PROBLEM REQUIREMENTS: All of the records below should be output exactly.

ENTRIES SUPPLIED:
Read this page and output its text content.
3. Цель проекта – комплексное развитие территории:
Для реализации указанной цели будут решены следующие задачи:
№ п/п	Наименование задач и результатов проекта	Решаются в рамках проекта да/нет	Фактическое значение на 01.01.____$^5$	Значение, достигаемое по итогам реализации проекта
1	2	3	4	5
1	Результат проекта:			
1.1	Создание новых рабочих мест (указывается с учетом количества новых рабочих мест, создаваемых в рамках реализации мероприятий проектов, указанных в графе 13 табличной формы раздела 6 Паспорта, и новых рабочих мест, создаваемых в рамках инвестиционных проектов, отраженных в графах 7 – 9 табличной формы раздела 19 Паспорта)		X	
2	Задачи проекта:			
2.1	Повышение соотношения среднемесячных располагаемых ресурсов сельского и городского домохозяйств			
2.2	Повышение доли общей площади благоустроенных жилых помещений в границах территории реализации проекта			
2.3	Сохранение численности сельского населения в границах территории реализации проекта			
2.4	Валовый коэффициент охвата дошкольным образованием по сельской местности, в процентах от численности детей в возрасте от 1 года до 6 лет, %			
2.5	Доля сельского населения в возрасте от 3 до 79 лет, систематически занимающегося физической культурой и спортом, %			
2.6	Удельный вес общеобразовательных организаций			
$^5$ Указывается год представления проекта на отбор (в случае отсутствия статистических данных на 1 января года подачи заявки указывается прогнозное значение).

COMPLETED TASK:
Read this page and output its text content.
3. Цель проекта – комплексное развитие территории:
Для реализации указанной цели будут решены следующие задачи:
№ п/п	Наименование задач и результатов проекта	Решаются в рамках проекта да/нет	Фактическое значение на 01.01.____$^5$	Значение, достигаемое по итогам реализации проекта
1	2	3	4	5
1	Результат проекта:			
1.1	Создание новых рабочих мест (указывается с учетом количества новых рабочих мест, создаваемых в рамках реализации мероприятий проектов, указанных в графе 13 табличной формы раздела 6 Паспорта, и новых рабочих мест, создаваемых в рамках инвестиционных проектов, отраженных в графах 7 – 9 табличной формы раздела 19 Паспорта)		X	
2	Задачи проекта:			
2.1	Повышение соотношения среднемесячных располагаемых ресурсов сельского и городского домохозяйств			
2.2	Повышение доли общей площади благоустроенных жилых помещений в границах территории реализации проекта			
2.3	Сохранение численности сельского населения в границах территории реализации проекта			
2.4	Валовый коэффициент охвата дошкольным образованием по сельской местности, в процентах от численности детей в возрасте от 1 года до 6 лет, %			
2.5	Доля сельского населения в возрасте от 3 до 79 лет, систематически занимающегося физической культурой и спортом, %			
2.6	Удельный вес общеобразовательных организаций			
$^5$ Указывается год представления проекта на отбор (в случае отсутствия статистических данных на 1 января года подачи заявки указывается прогнозное значение).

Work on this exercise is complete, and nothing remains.